DIRECTION => Pictures do not belong in the copy; transcribe everything else in the records exactly.

DATASET EXCERPTS =>
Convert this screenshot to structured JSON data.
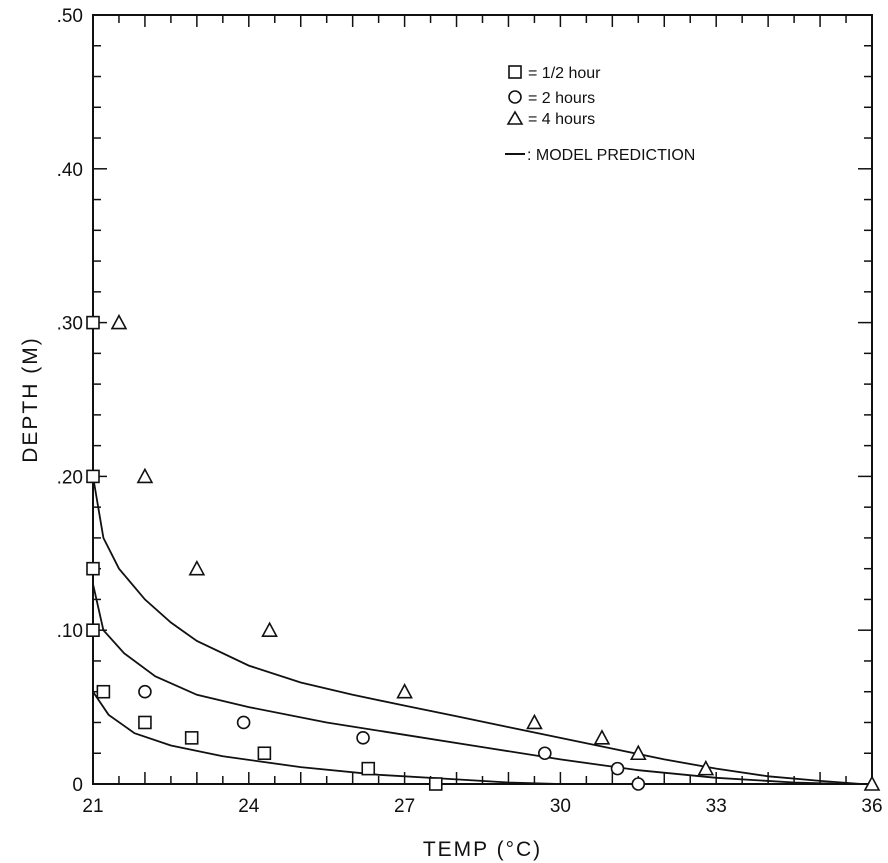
{
  "chart_data": {
    "type": "scatter",
    "title": "",
    "xlabel": "TEMP (°C)",
    "ylabel": "DEPTH (M)",
    "xlim": [
      21,
      36
    ],
    "ylim": [
      0,
      0.5
    ],
    "x_ticks": [
      21,
      24,
      27,
      30,
      33,
      36
    ],
    "x_tick_labels": [
      "21",
      "24",
      "27",
      "30",
      "33",
      "36"
    ],
    "y_ticks": [
      0,
      0.1,
      0.2,
      0.3,
      0.4,
      0.5
    ],
    "y_tick_labels": [
      "0",
      ".10",
      ".20",
      ".30",
      ".40",
      ".50"
    ],
    "legend_position": "top-right",
    "legend": [
      {
        "marker": "square",
        "symbol": "□",
        "label": "= 1/2 hour"
      },
      {
        "marker": "circle",
        "symbol": "○",
        "label": "= 2 hours"
      },
      {
        "marker": "triangle",
        "symbol": "△",
        "label": "= 4 hours"
      },
      {
        "marker": "line",
        "symbol": "—",
        "label": ": MODEL PREDICTION"
      }
    ],
    "series": [
      {
        "name": "1/2 hour",
        "marker": "square",
        "points": [
          [
            21.0,
            0.3
          ],
          [
            21.0,
            0.2
          ],
          [
            21.0,
            0.14
          ],
          [
            21.0,
            0.1
          ],
          [
            21.2,
            0.06
          ],
          [
            22.0,
            0.04
          ],
          [
            22.9,
            0.03
          ],
          [
            24.3,
            0.02
          ],
          [
            26.3,
            0.01
          ],
          [
            27.6,
            0.0
          ]
        ]
      },
      {
        "name": "2 hours",
        "marker": "circle",
        "points": [
          [
            22.0,
            0.06
          ],
          [
            23.9,
            0.04
          ],
          [
            26.2,
            0.03
          ],
          [
            29.7,
            0.02
          ],
          [
            31.1,
            0.01
          ],
          [
            31.5,
            0.0
          ]
        ]
      },
      {
        "name": "4 hours",
        "marker": "triangle",
        "points": [
          [
            21.5,
            0.3
          ],
          [
            22.0,
            0.2
          ],
          [
            23.0,
            0.14
          ],
          [
            24.4,
            0.1
          ],
          [
            27.0,
            0.06
          ],
          [
            29.5,
            0.04
          ],
          [
            30.8,
            0.03
          ],
          [
            31.5,
            0.02
          ],
          [
            32.8,
            0.01
          ],
          [
            36.0,
            0.0
          ]
        ]
      }
    ],
    "model_curves": [
      {
        "name": "model 1/2 hour",
        "points": [
          [
            21.0,
            0.06
          ],
          [
            21.3,
            0.045
          ],
          [
            21.8,
            0.033
          ],
          [
            22.5,
            0.025
          ],
          [
            23.5,
            0.018
          ],
          [
            25.0,
            0.011
          ],
          [
            26.5,
            0.006
          ],
          [
            28.0,
            0.003
          ],
          [
            29.0,
            0.001
          ],
          [
            30.0,
            0.0
          ]
        ]
      },
      {
        "name": "model 2 hours",
        "points": [
          [
            21.0,
            0.13
          ],
          [
            21.2,
            0.1
          ],
          [
            21.6,
            0.085
          ],
          [
            22.2,
            0.07
          ],
          [
            23.0,
            0.058
          ],
          [
            24.0,
            0.05
          ],
          [
            25.5,
            0.04
          ],
          [
            27.0,
            0.032
          ],
          [
            28.5,
            0.024
          ],
          [
            30.0,
            0.016
          ],
          [
            31.5,
            0.009
          ],
          [
            33.0,
            0.004
          ],
          [
            34.5,
            0.001
          ],
          [
            35.5,
            0.0
          ]
        ]
      },
      {
        "name": "model 4 hours",
        "points": [
          [
            21.0,
            0.2
          ],
          [
            21.2,
            0.16
          ],
          [
            21.5,
            0.14
          ],
          [
            22.0,
            0.12
          ],
          [
            22.5,
            0.105
          ],
          [
            23.0,
            0.093
          ],
          [
            24.0,
            0.077
          ],
          [
            25.0,
            0.066
          ],
          [
            26.0,
            0.058
          ],
          [
            27.0,
            0.051
          ],
          [
            28.0,
            0.044
          ],
          [
            29.0,
            0.037
          ],
          [
            30.0,
            0.03
          ],
          [
            31.0,
            0.023
          ],
          [
            32.0,
            0.016
          ],
          [
            33.0,
            0.01
          ],
          [
            34.0,
            0.005
          ],
          [
            35.0,
            0.002
          ],
          [
            35.8,
            0.0
          ]
        ]
      }
    ]
  }
}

TASK SOLUTION =>
Convert this screenshot to structured JSON data.
{
  "chart_data": {
    "type": "scatter",
    "title": "",
    "xlabel": "TEMP (°C)",
    "ylabel": "DEPTH (M)",
    "xlim": [
      21,
      36
    ],
    "ylim": [
      0,
      0.5
    ],
    "x_ticks": [
      21,
      24,
      27,
      30,
      33,
      36
    ],
    "x_tick_labels": [
      "21",
      "24",
      "27",
      "30",
      "33",
      "36"
    ],
    "y_ticks": [
      0,
      0.1,
      0.2,
      0.3,
      0.4,
      0.5
    ],
    "y_tick_labels": [
      "0",
      ".10",
      ".20",
      ".30",
      ".40",
      ".50"
    ],
    "legend_position": "top-right",
    "legend": [
      {
        "marker": "square",
        "symbol": "□",
        "label": "= 1/2 hour"
      },
      {
        "marker": "circle",
        "symbol": "○",
        "label": "= 2 hours"
      },
      {
        "marker": "triangle",
        "symbol": "△",
        "label": "= 4 hours"
      },
      {
        "marker": "line",
        "symbol": "—",
        "label": ": MODEL PREDICTION"
      }
    ],
    "series": [
      {
        "name": "1/2 hour",
        "marker": "square",
        "points": [
          [
            21.0,
            0.3
          ],
          [
            21.0,
            0.2
          ],
          [
            21.0,
            0.14
          ],
          [
            21.0,
            0.1
          ],
          [
            21.2,
            0.06
          ],
          [
            22.0,
            0.04
          ],
          [
            22.9,
            0.03
          ],
          [
            24.3,
            0.02
          ],
          [
            26.3,
            0.01
          ],
          [
            27.6,
            0.0
          ]
        ]
      },
      {
        "name": "2 hours",
        "marker": "circle",
        "points": [
          [
            22.0,
            0.06
          ],
          [
            23.9,
            0.04
          ],
          [
            26.2,
            0.03
          ],
          [
            29.7,
            0.02
          ],
          [
            31.1,
            0.01
          ],
          [
            31.5,
            0.0
          ]
        ]
      },
      {
        "name": "4 hours",
        "marker": "triangle",
        "points": [
          [
            21.5,
            0.3
          ],
          [
            22.0,
            0.2
          ],
          [
            23.0,
            0.14
          ],
          [
            24.4,
            0.1
          ],
          [
            27.0,
            0.06
          ],
          [
            29.5,
            0.04
          ],
          [
            30.8,
            0.03
          ],
          [
            31.5,
            0.02
          ],
          [
            32.8,
            0.01
          ],
          [
            36.0,
            0.0
          ]
        ]
      }
    ],
    "model_curves": [
      {
        "name": "model 1/2 hour",
        "points": [
          [
            21.0,
            0.06
          ],
          [
            21.3,
            0.045
          ],
          [
            21.8,
            0.033
          ],
          [
            22.5,
            0.025
          ],
          [
            23.5,
            0.018
          ],
          [
            25.0,
            0.011
          ],
          [
            26.5,
            0.006
          ],
          [
            28.0,
            0.003
          ],
          [
            29.0,
            0.001
          ],
          [
            30.0,
            0.0
          ]
        ]
      },
      {
        "name": "model 2 hours",
        "points": [
          [
            21.0,
            0.13
          ],
          [
            21.2,
            0.1
          ],
          [
            21.6,
            0.085
          ],
          [
            22.2,
            0.07
          ],
          [
            23.0,
            0.058
          ],
          [
            24.0,
            0.05
          ],
          [
            25.5,
            0.04
          ],
          [
            27.0,
            0.032
          ],
          [
            28.5,
            0.024
          ],
          [
            30.0,
            0.016
          ],
          [
            31.5,
            0.009
          ],
          [
            33.0,
            0.004
          ],
          [
            34.5,
            0.001
          ],
          [
            35.5,
            0.0
          ]
        ]
      },
      {
        "name": "model 4 hours",
        "points": [
          [
            21.0,
            0.2
          ],
          [
            21.2,
            0.16
          ],
          [
            21.5,
            0.14
          ],
          [
            22.0,
            0.12
          ],
          [
            22.5,
            0.105
          ],
          [
            23.0,
            0.093
          ],
          [
            24.0,
            0.077
          ],
          [
            25.0,
            0.066
          ],
          [
            26.0,
            0.058
          ],
          [
            27.0,
            0.051
          ],
          [
            28.0,
            0.044
          ],
          [
            29.0,
            0.037
          ],
          [
            30.0,
            0.03
          ],
          [
            31.0,
            0.023
          ],
          [
            32.0,
            0.016
          ],
          [
            33.0,
            0.01
          ],
          [
            34.0,
            0.005
          ],
          [
            35.0,
            0.002
          ],
          [
            35.8,
            0.0
          ]
        ]
      }
    ]
  }
}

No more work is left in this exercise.